Figure content listings:
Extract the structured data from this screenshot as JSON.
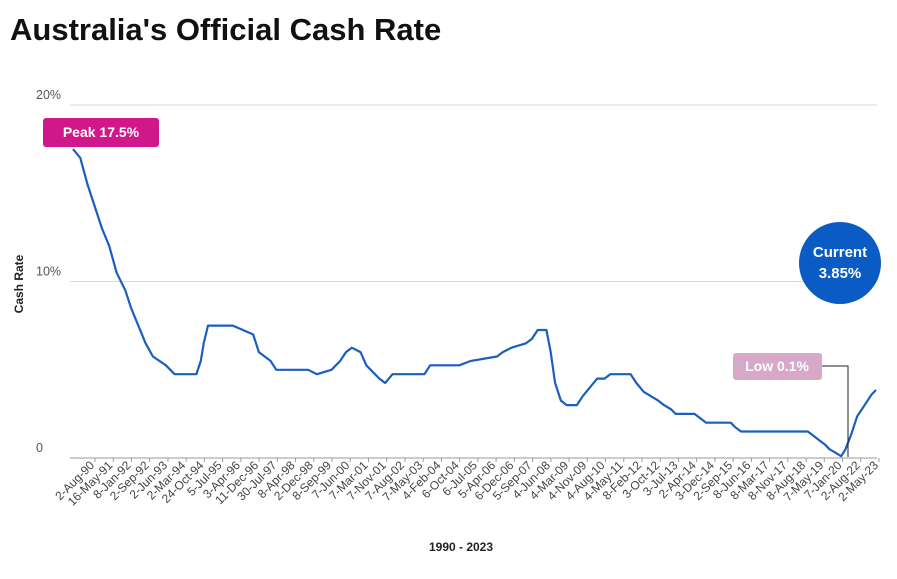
{
  "title": "Australia's Official Cash Rate",
  "chart_data": {
    "type": "line",
    "title": "Australia's Official Cash Rate",
    "xlabel": "1990 - 2023",
    "ylabel": "Cash Rate",
    "ylim": [
      0,
      20
    ],
    "y_ticks": [
      "0",
      "10%",
      "20%"
    ],
    "y_tick_values": [
      0,
      10,
      20
    ],
    "grid": true,
    "x_tick_labels": [
      "2-Aug-90",
      "16-May-91",
      "8-Jan-92",
      "2-Sep-92",
      "2-Jun-93",
      "2-Mar-94",
      "24-Oct-94",
      "5-Jul-95",
      "3-Apr-96",
      "11-Dec-96",
      "30-Jul-97",
      "8-Apr-98",
      "2-Dec-98",
      "8-Sep-99",
      "7-Jun-00",
      "7-Mar-01",
      "7-Nov-01",
      "7-Aug-02",
      "7-May-03",
      "4-Feb-04",
      "6-Oct-04",
      "6-Jul-05",
      "5-Apr-06",
      "6-Dec-06",
      "5-Sep-07",
      "4-Jun-08",
      "4-Mar-09",
      "4-Nov-09",
      "4-Aug-10",
      "4-May-11",
      "8-Feb-12",
      "3-Oct-12",
      "3-Jul-13",
      "2-Apr-14",
      "3-Dec-14",
      "2-Sep-15",
      "8-Jun-16",
      "8-Mar-17",
      "8-Nov-17",
      "8-Aug-18",
      "7-May-19",
      "7-Jan-20",
      "2-Aug-22",
      "2-May-23"
    ],
    "series": [
      {
        "color": "#1a5fbf",
        "points": [
          [
            0,
            17.5
          ],
          [
            0.5,
            17.0
          ],
          [
            1,
            15.5
          ],
          [
            1.6,
            14.0
          ],
          [
            2,
            13.0
          ],
          [
            2.5,
            12.0
          ],
          [
            3,
            10.5
          ],
          [
            3.6,
            9.5
          ],
          [
            4,
            8.5
          ],
          [
            4.5,
            7.5
          ],
          [
            5,
            6.5
          ],
          [
            5.5,
            5.75
          ],
          [
            6.4,
            5.25
          ],
          [
            7,
            4.75
          ],
          [
            8.5,
            4.75
          ],
          [
            8.8,
            5.5
          ],
          [
            9,
            6.5
          ],
          [
            9.3,
            7.5
          ],
          [
            11,
            7.5
          ],
          [
            12.4,
            7.0
          ],
          [
            12.8,
            6.0
          ],
          [
            13.6,
            5.5
          ],
          [
            14,
            5.0
          ],
          [
            16.2,
            5.0
          ],
          [
            16.8,
            4.75
          ],
          [
            17.8,
            5.0
          ],
          [
            18.4,
            5.5
          ],
          [
            18.8,
            6.0
          ],
          [
            19.2,
            6.25
          ],
          [
            19.8,
            6.0
          ],
          [
            20.2,
            5.25
          ],
          [
            20.8,
            4.75
          ],
          [
            21.1,
            4.5
          ],
          [
            21.5,
            4.25
          ],
          [
            22,
            4.75
          ],
          [
            24.2,
            4.75
          ],
          [
            24.6,
            5.25
          ],
          [
            26.6,
            5.25
          ],
          [
            27.4,
            5.5
          ],
          [
            29.2,
            5.75
          ],
          [
            29.6,
            6.0
          ],
          [
            30.2,
            6.25
          ],
          [
            31.2,
            6.5
          ],
          [
            31.6,
            6.75
          ],
          [
            32,
            7.25
          ],
          [
            32.6,
            7.25
          ],
          [
            32.9,
            6.0
          ],
          [
            33.2,
            4.25
          ],
          [
            33.6,
            3.25
          ],
          [
            34,
            3.0
          ],
          [
            34.7,
            3.0
          ],
          [
            35.1,
            3.5
          ],
          [
            35.6,
            4.0
          ],
          [
            36.1,
            4.5
          ],
          [
            36.6,
            4.5
          ],
          [
            37,
            4.75
          ],
          [
            38.4,
            4.75
          ],
          [
            38.8,
            4.25
          ],
          [
            39.3,
            3.75
          ],
          [
            39.8,
            3.5
          ],
          [
            40.3,
            3.25
          ],
          [
            40.7,
            3.0
          ],
          [
            41.2,
            2.75
          ],
          [
            41.5,
            2.5
          ],
          [
            42.8,
            2.5
          ],
          [
            43.2,
            2.25
          ],
          [
            43.6,
            2.0
          ],
          [
            45.3,
            2.0
          ],
          [
            45.6,
            1.75
          ],
          [
            46,
            1.5
          ],
          [
            50.6,
            1.5
          ],
          [
            51,
            1.25
          ],
          [
            51.4,
            1.0
          ],
          [
            51.8,
            0.75
          ],
          [
            52.1,
            0.5
          ],
          [
            52.6,
            0.25
          ],
          [
            52.9,
            0.1
          ],
          [
            53.2,
            0.5
          ],
          [
            53.6,
            1.35
          ],
          [
            54,
            2.35
          ],
          [
            54.6,
            3.1
          ],
          [
            55,
            3.6
          ],
          [
            55.3,
            3.85
          ]
        ]
      }
    ],
    "annotations": {
      "peak": {
        "label": "Peak 17.5%",
        "color": "#d0188a"
      },
      "current": {
        "line1": "Current",
        "line2": "3.85%",
        "color": "#0a5bc4"
      },
      "low": {
        "label": "Low 0.1%",
        "color": "#d8a8c8"
      }
    }
  }
}
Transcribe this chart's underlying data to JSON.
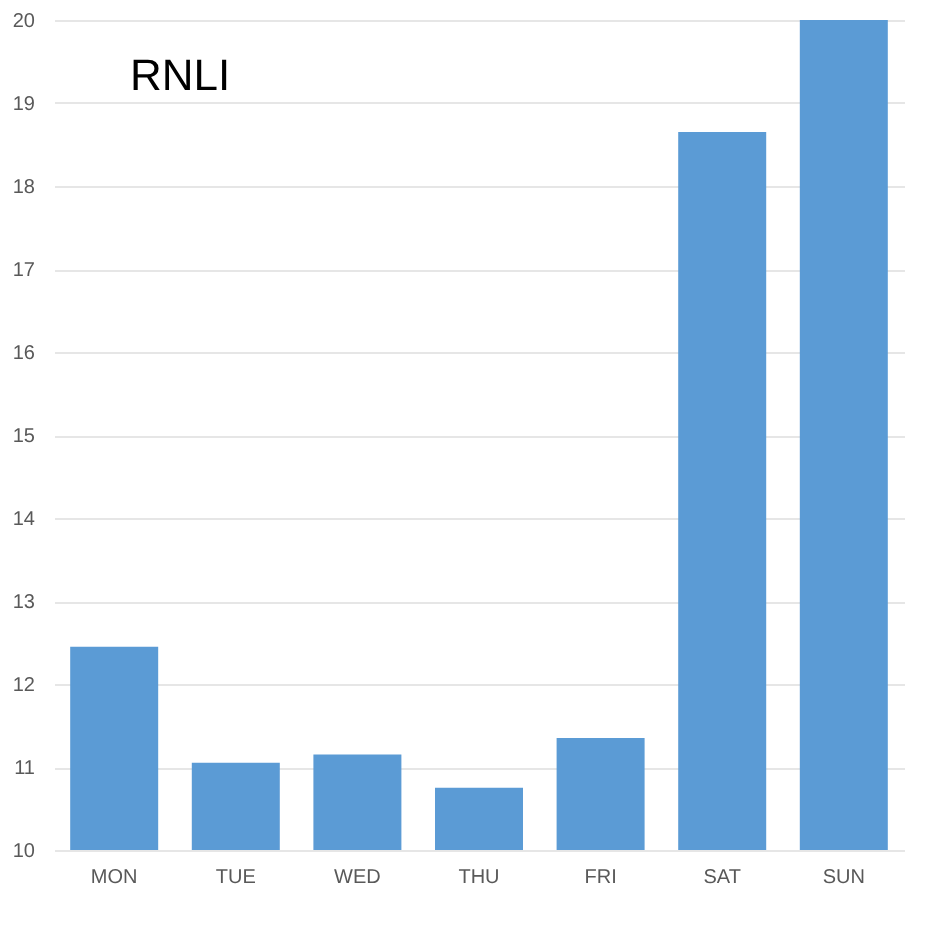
{
  "chart_data": {
    "type": "bar",
    "title": "RNLI",
    "categories": [
      "MON",
      "TUE",
      "WED",
      "THU",
      "FRI",
      "SAT",
      "SUN"
    ],
    "values": [
      12.45,
      11.05,
      11.15,
      10.75,
      11.35,
      18.65,
      20
    ],
    "color": "#5b9bd5",
    "ylim": [
      10,
      20
    ],
    "yticks": [
      10,
      11,
      12,
      13,
      14,
      15,
      16,
      17,
      18,
      19,
      20
    ],
    "grid": "y"
  }
}
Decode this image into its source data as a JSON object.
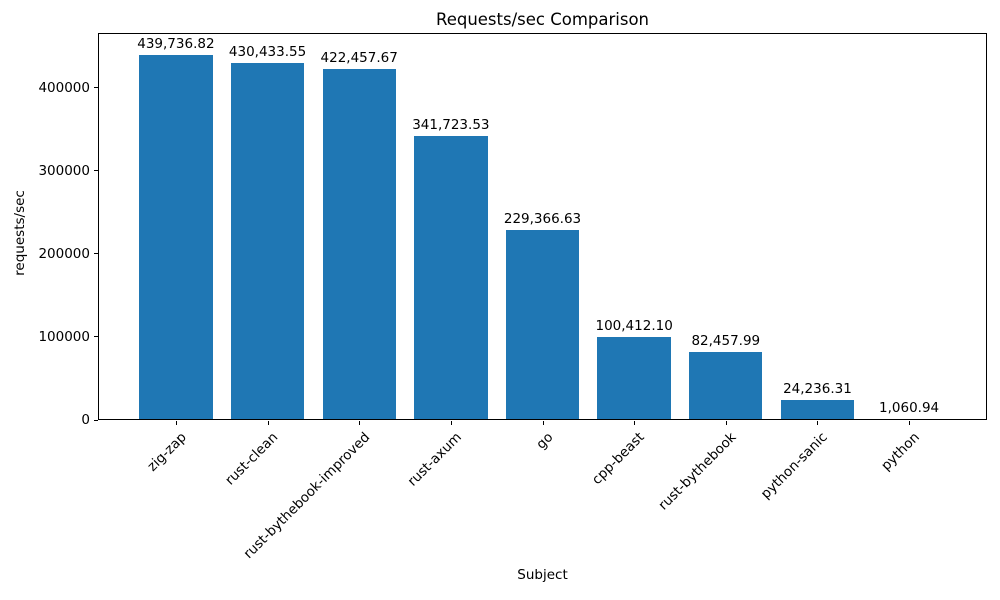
{
  "chart_data": {
    "type": "bar",
    "title": "Requests/sec Comparison",
    "xlabel": "Subject",
    "ylabel": "requests/sec",
    "categories": [
      "zig-zap",
      "rust-clean",
      "rust-bythebook-improved",
      "rust-axum",
      "go",
      "cpp-beast",
      "rust-bythebook",
      "python-sanic",
      "python"
    ],
    "values": [
      439736.82,
      430433.55,
      422457.67,
      341723.53,
      229366.63,
      100412.1,
      82457.99,
      24236.31,
      1060.94
    ],
    "value_labels": [
      "439,736.82",
      "430,433.55",
      "422,457.67",
      "341,723.53",
      "229,366.63",
      "100,412.10",
      "82,457.99",
      "24,236.31",
      "1,060.94"
    ],
    "yticks": [
      0,
      100000,
      200000,
      300000,
      400000
    ],
    "ytick_labels": [
      "0",
      "100000",
      "200000",
      "300000",
      "400000"
    ],
    "ylim": [
      0,
      466000
    ],
    "x_tick_rotation_deg": 45,
    "grid": false,
    "legend": null,
    "bar_color": "#1f77b4",
    "spine_color": "#000000",
    "text_color": "#000000",
    "background_color": "#ffffff"
  }
}
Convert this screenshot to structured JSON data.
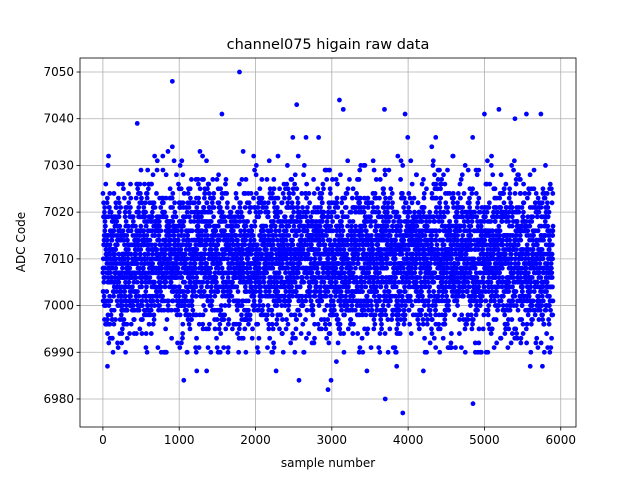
{
  "chart_data": {
    "type": "scatter",
    "title": "channel075 higain raw data",
    "xlabel": "sample number",
    "ylabel": "ADC Code",
    "xlim": [
      -300,
      6200
    ],
    "ylim": [
      6974,
      7053
    ],
    "xticks": [
      0,
      1000,
      2000,
      3000,
      4000,
      5000,
      6000
    ],
    "xtick_labels": [
      "0",
      "1000",
      "2000",
      "3000",
      "4000",
      "5000",
      "6000"
    ],
    "yticks": [
      6980,
      6990,
      7000,
      7010,
      7020,
      7030,
      7040,
      7050
    ],
    "ytick_labels": [
      "6980",
      "6990",
      "7000",
      "7010",
      "7020",
      "7030",
      "7040",
      "7050"
    ],
    "grid": true,
    "marker_color": "#0000ff",
    "sample_count": 5900,
    "y_distribution": {
      "center": 7010,
      "spread": 8
    },
    "outliers": [
      {
        "x": 910,
        "y": 7048
      },
      {
        "x": 1790,
        "y": 7050
      },
      {
        "x": 2540,
        "y": 7043
      },
      {
        "x": 3100,
        "y": 7044
      },
      {
        "x": 3150,
        "y": 7042
      },
      {
        "x": 3690,
        "y": 7042
      },
      {
        "x": 3960,
        "y": 7041
      },
      {
        "x": 1560,
        "y": 7041
      },
      {
        "x": 5000,
        "y": 7041
      },
      {
        "x": 5190,
        "y": 7042
      },
      {
        "x": 5550,
        "y": 7041
      },
      {
        "x": 5740,
        "y": 7041
      },
      {
        "x": 450,
        "y": 7039
      },
      {
        "x": 5400,
        "y": 7040
      },
      {
        "x": 3700,
        "y": 6980
      },
      {
        "x": 3930,
        "y": 6977
      },
      {
        "x": 4850,
        "y": 6979
      },
      {
        "x": 2950,
        "y": 6982
      },
      {
        "x": 2990,
        "y": 6984
      },
      {
        "x": 2570,
        "y": 6984
      },
      {
        "x": 1060,
        "y": 6984
      },
      {
        "x": 60,
        "y": 6987
      },
      {
        "x": 3460,
        "y": 6986
      },
      {
        "x": 4200,
        "y": 6986
      },
      {
        "x": 1230,
        "y": 6986
      },
      {
        "x": 1360,
        "y": 6986
      },
      {
        "x": 2270,
        "y": 6986
      },
      {
        "x": 5600,
        "y": 6987
      },
      {
        "x": 5760,
        "y": 6987
      },
      {
        "x": 5870,
        "y": 6991
      },
      {
        "x": 3060,
        "y": 6988
      },
      {
        "x": 3850,
        "y": 6987
      }
    ]
  }
}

» Problem to solve
In the entries above, find every line holding the word "Rate" and copy it out.

» Exercise response
  "title": "Australia's Official Cash Rate",
    "title": "Australia's Official Cash Rate",
    "ylabel": "Cash Rate",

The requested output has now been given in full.